Provided records:
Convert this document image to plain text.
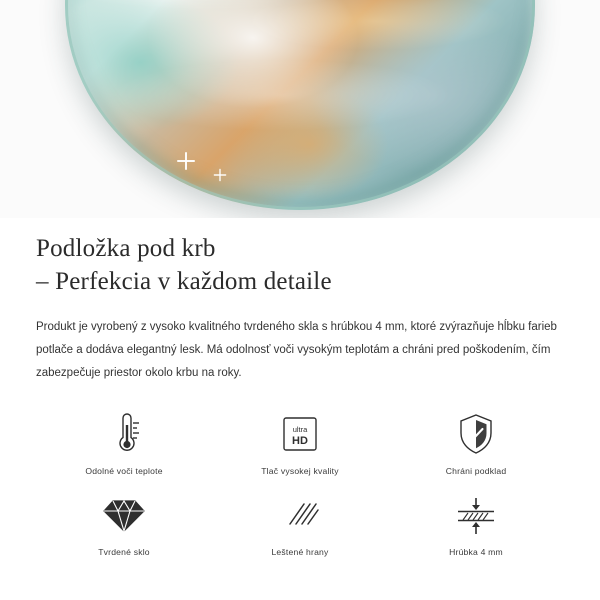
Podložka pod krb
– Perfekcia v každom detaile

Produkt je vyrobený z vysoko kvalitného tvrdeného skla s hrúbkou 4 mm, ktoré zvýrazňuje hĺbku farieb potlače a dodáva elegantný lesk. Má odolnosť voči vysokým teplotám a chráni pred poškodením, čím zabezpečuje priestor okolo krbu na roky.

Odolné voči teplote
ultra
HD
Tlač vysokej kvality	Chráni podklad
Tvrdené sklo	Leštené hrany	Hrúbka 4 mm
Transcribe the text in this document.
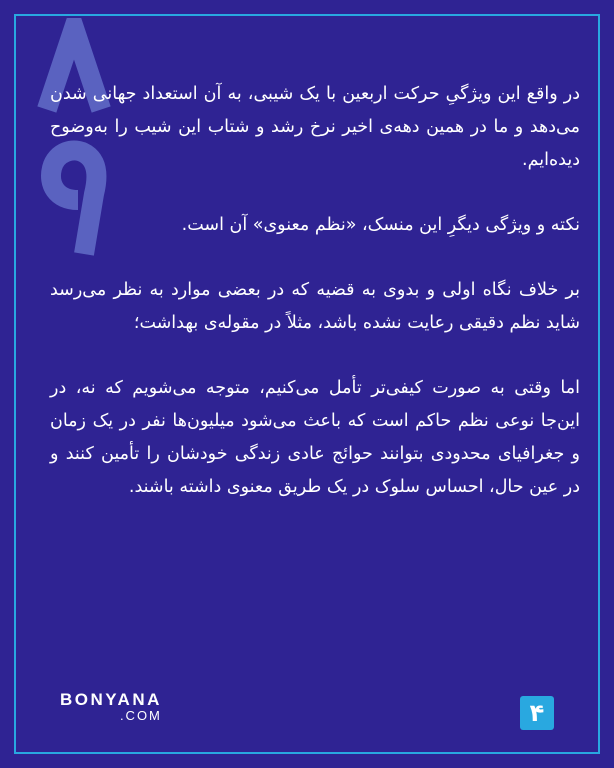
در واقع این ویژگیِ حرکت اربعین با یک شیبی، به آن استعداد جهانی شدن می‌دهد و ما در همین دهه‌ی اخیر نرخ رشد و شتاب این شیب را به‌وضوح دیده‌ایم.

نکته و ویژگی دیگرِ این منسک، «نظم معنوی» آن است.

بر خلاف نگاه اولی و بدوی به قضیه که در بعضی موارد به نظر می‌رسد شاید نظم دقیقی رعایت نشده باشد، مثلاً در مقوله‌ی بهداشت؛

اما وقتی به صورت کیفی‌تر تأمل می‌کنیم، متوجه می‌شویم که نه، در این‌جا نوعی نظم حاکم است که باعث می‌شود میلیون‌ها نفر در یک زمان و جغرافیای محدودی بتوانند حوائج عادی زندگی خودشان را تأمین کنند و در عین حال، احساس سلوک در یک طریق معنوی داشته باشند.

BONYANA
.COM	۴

Problem: Repeat each entry exactly as it appears; skip any picture.

The completed task:
Convert this document image to plain text.
Podložka pod krb
– Perfekcia v každom detaile

Produkt je vyrobený z vysoko kvalitného tvrdeného skla s hrúbkou 4 mm, ktoré zvýrazňuje hĺbku farieb potlače a dodáva elegantný lesk. Má odolnosť voči vysokým teplotám a chráni pred poškodením, čím zabezpečuje priestor okolo krbu na roky.

Odolné voči teplote
ultra
HD
Tlač vysokej kvality	Chráni podklad
Tvrdené sklo	Leštené hrany	Hrúbka 4 mm
Transcribe the text in this document.
در واقع این ویژگیِ حرکت اربعین با یک شیبی، به آن استعداد جهانی شدن می‌دهد و ما در همین دهه‌ی اخیر نرخ رشد و شتاب این شیب را به‌وضوح دیده‌ایم.

نکته و ویژگی دیگرِ این منسک، «نظم معنوی» آن است.

بر خلاف نگاه اولی و بدوی به قضیه که در بعضی موارد به نظر می‌رسد شاید نظم دقیقی رعایت نشده باشد، مثلاً در مقوله‌ی بهداشت؛

اما وقتی به صورت کیفی‌تر تأمل می‌کنیم، متوجه می‌شویم که نه، در این‌جا نوعی نظم حاکم است که باعث می‌شود میلیون‌ها نفر در یک زمان و جغرافیای محدودی بتوانند حوائج عادی زندگی خودشان را تأمین کنند و در عین حال، احساس سلوک در یک طریق معنوی داشته باشند.

BONYANA
.COM	۴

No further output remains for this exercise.